• Extracted records:

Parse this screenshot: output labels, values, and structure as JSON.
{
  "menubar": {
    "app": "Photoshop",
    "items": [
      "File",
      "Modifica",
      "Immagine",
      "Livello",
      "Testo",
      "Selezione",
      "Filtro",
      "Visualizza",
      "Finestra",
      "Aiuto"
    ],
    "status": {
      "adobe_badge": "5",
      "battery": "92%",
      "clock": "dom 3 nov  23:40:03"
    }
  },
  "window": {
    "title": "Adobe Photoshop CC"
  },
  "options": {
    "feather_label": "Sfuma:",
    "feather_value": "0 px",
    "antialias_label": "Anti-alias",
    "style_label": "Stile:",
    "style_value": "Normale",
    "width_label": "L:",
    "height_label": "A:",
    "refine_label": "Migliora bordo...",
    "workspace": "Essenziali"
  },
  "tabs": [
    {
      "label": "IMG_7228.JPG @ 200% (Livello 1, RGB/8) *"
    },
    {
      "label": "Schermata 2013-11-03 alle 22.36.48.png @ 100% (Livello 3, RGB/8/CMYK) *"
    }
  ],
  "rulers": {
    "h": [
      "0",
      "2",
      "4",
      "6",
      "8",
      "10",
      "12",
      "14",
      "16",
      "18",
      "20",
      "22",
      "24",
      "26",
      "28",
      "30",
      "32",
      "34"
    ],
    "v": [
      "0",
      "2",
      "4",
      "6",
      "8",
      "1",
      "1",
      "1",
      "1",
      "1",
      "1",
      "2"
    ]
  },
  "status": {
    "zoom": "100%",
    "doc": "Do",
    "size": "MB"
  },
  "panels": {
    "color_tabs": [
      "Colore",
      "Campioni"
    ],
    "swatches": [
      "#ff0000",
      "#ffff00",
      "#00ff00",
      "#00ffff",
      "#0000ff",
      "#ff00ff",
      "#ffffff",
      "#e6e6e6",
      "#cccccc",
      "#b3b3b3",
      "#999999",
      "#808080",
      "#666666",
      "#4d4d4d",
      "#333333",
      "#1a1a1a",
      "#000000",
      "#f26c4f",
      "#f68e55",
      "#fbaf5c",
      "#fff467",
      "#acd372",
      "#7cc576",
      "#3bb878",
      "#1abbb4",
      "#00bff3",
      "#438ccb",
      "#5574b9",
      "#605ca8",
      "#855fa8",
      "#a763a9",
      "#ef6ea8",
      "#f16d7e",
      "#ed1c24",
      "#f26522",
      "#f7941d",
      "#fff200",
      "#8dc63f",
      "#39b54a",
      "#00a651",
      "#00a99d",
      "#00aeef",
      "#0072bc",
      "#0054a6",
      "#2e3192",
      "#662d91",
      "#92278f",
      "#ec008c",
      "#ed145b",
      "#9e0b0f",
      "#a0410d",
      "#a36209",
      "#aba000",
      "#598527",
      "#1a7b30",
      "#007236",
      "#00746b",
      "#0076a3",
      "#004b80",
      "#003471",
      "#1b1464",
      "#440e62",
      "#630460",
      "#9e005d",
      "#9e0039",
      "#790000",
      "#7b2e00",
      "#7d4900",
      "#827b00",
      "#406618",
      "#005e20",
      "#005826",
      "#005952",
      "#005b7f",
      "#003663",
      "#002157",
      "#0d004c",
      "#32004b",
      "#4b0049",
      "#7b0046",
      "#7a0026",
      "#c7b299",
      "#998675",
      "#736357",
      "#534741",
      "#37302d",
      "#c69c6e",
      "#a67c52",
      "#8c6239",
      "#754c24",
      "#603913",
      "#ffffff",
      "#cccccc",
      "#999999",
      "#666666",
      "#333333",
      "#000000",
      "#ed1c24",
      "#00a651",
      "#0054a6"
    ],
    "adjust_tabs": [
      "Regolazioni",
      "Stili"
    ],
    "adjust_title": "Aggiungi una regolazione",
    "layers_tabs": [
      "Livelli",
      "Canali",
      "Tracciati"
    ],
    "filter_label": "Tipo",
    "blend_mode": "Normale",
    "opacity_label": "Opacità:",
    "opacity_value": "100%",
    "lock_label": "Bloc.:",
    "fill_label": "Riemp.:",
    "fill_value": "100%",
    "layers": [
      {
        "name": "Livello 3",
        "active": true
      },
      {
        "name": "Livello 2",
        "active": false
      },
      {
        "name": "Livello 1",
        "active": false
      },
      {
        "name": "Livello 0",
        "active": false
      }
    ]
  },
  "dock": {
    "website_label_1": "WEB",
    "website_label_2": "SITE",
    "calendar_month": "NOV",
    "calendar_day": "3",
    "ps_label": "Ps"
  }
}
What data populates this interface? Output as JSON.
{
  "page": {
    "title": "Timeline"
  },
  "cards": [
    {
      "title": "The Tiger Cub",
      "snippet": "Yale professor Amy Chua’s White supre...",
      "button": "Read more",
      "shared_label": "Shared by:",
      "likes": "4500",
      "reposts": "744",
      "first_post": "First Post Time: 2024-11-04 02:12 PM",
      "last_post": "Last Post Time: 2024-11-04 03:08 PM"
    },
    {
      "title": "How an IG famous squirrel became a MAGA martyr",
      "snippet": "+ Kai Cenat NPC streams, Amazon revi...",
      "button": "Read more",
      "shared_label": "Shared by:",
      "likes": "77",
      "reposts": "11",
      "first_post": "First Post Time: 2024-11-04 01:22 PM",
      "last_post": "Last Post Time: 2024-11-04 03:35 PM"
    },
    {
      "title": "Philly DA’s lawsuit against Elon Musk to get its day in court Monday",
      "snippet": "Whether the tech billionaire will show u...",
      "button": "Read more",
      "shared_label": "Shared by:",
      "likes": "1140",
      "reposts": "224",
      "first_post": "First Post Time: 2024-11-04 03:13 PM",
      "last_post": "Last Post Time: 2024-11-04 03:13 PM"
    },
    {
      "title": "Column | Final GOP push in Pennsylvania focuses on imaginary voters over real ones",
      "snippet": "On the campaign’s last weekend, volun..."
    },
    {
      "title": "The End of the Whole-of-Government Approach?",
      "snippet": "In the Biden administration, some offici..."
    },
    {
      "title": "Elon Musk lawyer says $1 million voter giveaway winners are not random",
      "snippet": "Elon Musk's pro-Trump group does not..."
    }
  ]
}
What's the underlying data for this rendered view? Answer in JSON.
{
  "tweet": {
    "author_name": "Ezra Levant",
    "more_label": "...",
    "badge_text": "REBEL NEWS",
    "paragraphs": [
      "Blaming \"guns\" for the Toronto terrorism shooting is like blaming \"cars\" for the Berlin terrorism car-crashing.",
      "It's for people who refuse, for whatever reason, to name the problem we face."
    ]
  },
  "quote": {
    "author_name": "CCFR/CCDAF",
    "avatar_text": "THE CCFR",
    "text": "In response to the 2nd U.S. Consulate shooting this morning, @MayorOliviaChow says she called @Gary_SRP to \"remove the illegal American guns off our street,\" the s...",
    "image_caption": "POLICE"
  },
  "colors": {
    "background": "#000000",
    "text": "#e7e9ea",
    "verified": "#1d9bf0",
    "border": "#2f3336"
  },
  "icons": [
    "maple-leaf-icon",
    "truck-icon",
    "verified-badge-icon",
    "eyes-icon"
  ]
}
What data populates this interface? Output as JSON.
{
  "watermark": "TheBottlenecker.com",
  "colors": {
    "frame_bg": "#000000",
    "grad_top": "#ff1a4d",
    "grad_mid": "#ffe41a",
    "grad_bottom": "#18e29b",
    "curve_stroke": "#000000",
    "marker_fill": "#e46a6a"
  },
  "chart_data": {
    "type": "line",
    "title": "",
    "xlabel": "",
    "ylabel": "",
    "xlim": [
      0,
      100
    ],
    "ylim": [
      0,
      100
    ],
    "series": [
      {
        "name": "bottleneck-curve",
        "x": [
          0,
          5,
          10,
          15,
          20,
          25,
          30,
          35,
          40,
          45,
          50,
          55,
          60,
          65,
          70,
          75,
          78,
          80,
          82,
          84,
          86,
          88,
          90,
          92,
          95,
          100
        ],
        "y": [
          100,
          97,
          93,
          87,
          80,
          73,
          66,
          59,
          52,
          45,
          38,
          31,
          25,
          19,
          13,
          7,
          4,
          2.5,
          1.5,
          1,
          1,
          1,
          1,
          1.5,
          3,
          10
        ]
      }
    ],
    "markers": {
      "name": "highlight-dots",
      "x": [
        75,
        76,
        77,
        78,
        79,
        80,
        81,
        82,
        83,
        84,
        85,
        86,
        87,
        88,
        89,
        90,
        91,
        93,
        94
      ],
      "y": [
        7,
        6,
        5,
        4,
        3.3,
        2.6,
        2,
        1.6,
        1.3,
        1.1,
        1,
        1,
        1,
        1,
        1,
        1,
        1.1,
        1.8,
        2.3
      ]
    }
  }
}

• The exercise:
Check each line of the records above for the word "Livello", then give the number of lines that have it, with no other words.

• Expected answer:
7